==== Data section
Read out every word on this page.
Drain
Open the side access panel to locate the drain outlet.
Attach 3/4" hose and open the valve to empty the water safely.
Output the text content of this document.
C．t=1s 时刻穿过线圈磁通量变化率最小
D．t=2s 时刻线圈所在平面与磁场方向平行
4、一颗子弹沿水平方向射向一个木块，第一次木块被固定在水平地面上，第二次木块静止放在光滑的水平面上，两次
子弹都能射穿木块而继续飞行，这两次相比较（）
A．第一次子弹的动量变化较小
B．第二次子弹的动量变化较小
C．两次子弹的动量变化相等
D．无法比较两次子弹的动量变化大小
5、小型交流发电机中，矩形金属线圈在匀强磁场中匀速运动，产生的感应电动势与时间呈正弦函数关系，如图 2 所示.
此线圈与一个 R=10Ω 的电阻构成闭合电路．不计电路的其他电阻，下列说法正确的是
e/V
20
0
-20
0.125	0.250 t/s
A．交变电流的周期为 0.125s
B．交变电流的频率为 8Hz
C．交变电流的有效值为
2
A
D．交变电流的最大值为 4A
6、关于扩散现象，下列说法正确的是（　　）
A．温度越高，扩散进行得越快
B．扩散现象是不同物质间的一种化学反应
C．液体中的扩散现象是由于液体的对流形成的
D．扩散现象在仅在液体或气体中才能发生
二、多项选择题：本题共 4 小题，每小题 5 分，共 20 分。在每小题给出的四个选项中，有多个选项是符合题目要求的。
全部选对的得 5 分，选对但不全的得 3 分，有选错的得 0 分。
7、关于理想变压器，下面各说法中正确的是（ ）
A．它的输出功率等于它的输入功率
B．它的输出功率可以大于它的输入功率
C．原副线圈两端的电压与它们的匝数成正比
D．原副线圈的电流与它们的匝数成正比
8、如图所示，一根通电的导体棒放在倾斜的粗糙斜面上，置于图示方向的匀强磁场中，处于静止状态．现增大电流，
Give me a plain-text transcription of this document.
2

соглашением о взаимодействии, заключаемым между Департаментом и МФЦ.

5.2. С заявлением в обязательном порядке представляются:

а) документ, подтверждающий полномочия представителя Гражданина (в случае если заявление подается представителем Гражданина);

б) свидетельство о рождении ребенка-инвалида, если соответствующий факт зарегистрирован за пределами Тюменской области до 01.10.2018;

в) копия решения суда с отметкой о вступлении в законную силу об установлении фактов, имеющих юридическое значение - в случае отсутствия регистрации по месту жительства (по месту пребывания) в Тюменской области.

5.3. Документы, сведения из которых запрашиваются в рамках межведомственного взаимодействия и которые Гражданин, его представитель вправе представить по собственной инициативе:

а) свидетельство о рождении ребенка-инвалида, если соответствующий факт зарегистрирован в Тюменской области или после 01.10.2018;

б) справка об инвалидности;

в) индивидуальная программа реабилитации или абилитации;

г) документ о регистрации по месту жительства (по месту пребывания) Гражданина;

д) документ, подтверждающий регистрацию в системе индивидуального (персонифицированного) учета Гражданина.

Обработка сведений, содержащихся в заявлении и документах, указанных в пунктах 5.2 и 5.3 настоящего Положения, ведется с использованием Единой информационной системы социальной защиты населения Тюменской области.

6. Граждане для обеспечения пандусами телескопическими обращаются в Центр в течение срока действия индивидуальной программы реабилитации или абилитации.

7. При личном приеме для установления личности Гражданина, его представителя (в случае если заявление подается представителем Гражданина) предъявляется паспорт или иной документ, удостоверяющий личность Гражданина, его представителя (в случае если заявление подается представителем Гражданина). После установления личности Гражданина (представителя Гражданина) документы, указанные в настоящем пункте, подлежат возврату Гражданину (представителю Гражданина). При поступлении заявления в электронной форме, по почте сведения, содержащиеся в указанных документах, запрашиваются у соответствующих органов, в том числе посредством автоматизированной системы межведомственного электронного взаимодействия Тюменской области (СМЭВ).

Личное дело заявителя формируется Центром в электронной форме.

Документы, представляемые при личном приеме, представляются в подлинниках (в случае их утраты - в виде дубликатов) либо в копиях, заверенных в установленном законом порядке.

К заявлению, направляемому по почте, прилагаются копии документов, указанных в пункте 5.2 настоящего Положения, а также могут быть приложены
========
Task requirements:
The listing above must be transcribed exactly, line by line.

Correct output:
Read out every word on this page.
Drain
Open the side access panel to locate the drain outlet.
Attach 3/4" hose and open the valve to empty the water safely.
Output the text content of this document.
C．t=1s 时刻穿过线圈磁通量变化率最小
D．t=2s 时刻线圈所在平面与磁场方向平行
4、一颗子弹沿水平方向射向一个木块，第一次木块被固定在水平地面上，第二次木块静止放在光滑的水平面上，两次
子弹都能射穿木块而继续飞行，这两次相比较（）
A．第一次子弹的动量变化较小
B．第二次子弹的动量变化较小
C．两次子弹的动量变化相等
D．无法比较两次子弹的动量变化大小
5、小型交流发电机中，矩形金属线圈在匀强磁场中匀速运动，产生的感应电动势与时间呈正弦函数关系，如图 2 所示.
此线圈与一个 R=10Ω 的电阻构成闭合电路．不计电路的其他电阻，下列说法正确的是
e/V
20
0
-20
0.125	0.250 t/s
A．交变电流的周期为 0.125s
B．交变电流的频率为 8Hz
C．交变电流的有效值为
2
A
D．交变电流的最大值为 4A
6、关于扩散现象，下列说法正确的是（　　）
A．温度越高，扩散进行得越快
B．扩散现象是不同物质间的一种化学反应
C．液体中的扩散现象是由于液体的对流形成的
D．扩散现象在仅在液体或气体中才能发生
二、多项选择题：本题共 4 小题，每小题 5 分，共 20 分。在每小题给出的四个选项中，有多个选项是符合题目要求的。
全部选对的得 5 分，选对但不全的得 3 分，有选错的得 0 分。
7、关于理想变压器，下面各说法中正确的是（ ）
A．它的输出功率等于它的输入功率
B．它的输出功率可以大于它的输入功率
C．原副线圈两端的电压与它们的匝数成正比
D．原副线圈的电流与它们的匝数成正比
8、如图所示，一根通电的导体棒放在倾斜的粗糙斜面上，置于图示方向的匀强磁场中，处于静止状态．现增大电流，
Give me a plain-text transcription of this document.
2

соглашением о взаимодействии, заключаемым между Департаментом и МФЦ.

5.2. С заявлением в обязательном порядке представляются:

а) документ, подтверждающий полномочия представителя Гражданина (в случае если заявление подается представителем Гражданина);

б) свидетельство о рождении ребенка-инвалида, если соответствующий факт зарегистрирован за пределами Тюменской области до 01.10.2018;

в) копия решения суда с отметкой о вступлении в законную силу об установлении фактов, имеющих юридическое значение - в случае отсутствия регистрации по месту жительства (по месту пребывания) в Тюменской области.

5.3. Документы, сведения из которых запрашиваются в рамках межведомственного взаимодействия и которые Гражданин, его представитель вправе представить по собственной инициативе:

а) свидетельство о рождении ребенка-инвалида, если соответствующий факт зарегистрирован в Тюменской области или после 01.10.2018;

б) справка об инвалидности;

в) индивидуальная программа реабилитации или абилитации;

г) документ о регистрации по месту жительства (по месту пребывания) Гражданина;

д) документ, подтверждающий регистрацию в системе индивидуального (персонифицированного) учета Гражданина.

Обработка сведений, содержащихся в заявлении и документах, указанных в пунктах 5.2 и 5.3 настоящего Положения, ведется с использованием Единой информационной системы социальной защиты населения Тюменской области.

6. Граждане для обеспечения пандусами телескопическими обращаются в Центр в течение срока действия индивидуальной программы реабилитации или абилитации.

7. При личном приеме для установления личности Гражданина, его представителя (в случае если заявление подается представителем Гражданина) предъявляется паспорт или иной документ, удостоверяющий личность Гражданина, его представителя (в случае если заявление подается представителем Гражданина). После установления личности Гражданина (представителя Гражданина) документы, указанные в настоящем пункте, подлежат возврату Гражданину (представителю Гражданина). При поступлении заявления в электронной форме, по почте сведения, содержащиеся в указанных документах, запрашиваются у соответствующих органов, в том числе посредством автоматизированной системы межведомственного электронного взаимодействия Тюменской области (СМЭВ).

Личное дело заявителя формируется Центром в электронной форме.

Документы, представляемые при личном приеме, представляются в подлинниках (в случае их утраты - в виде дубликатов) либо в копиях, заверенных в установленном законом порядке.

К заявлению, направляемому по почте, прилагаются копии документов, указанных в пункте 5.2 настоящего Положения, а также могут быть приложены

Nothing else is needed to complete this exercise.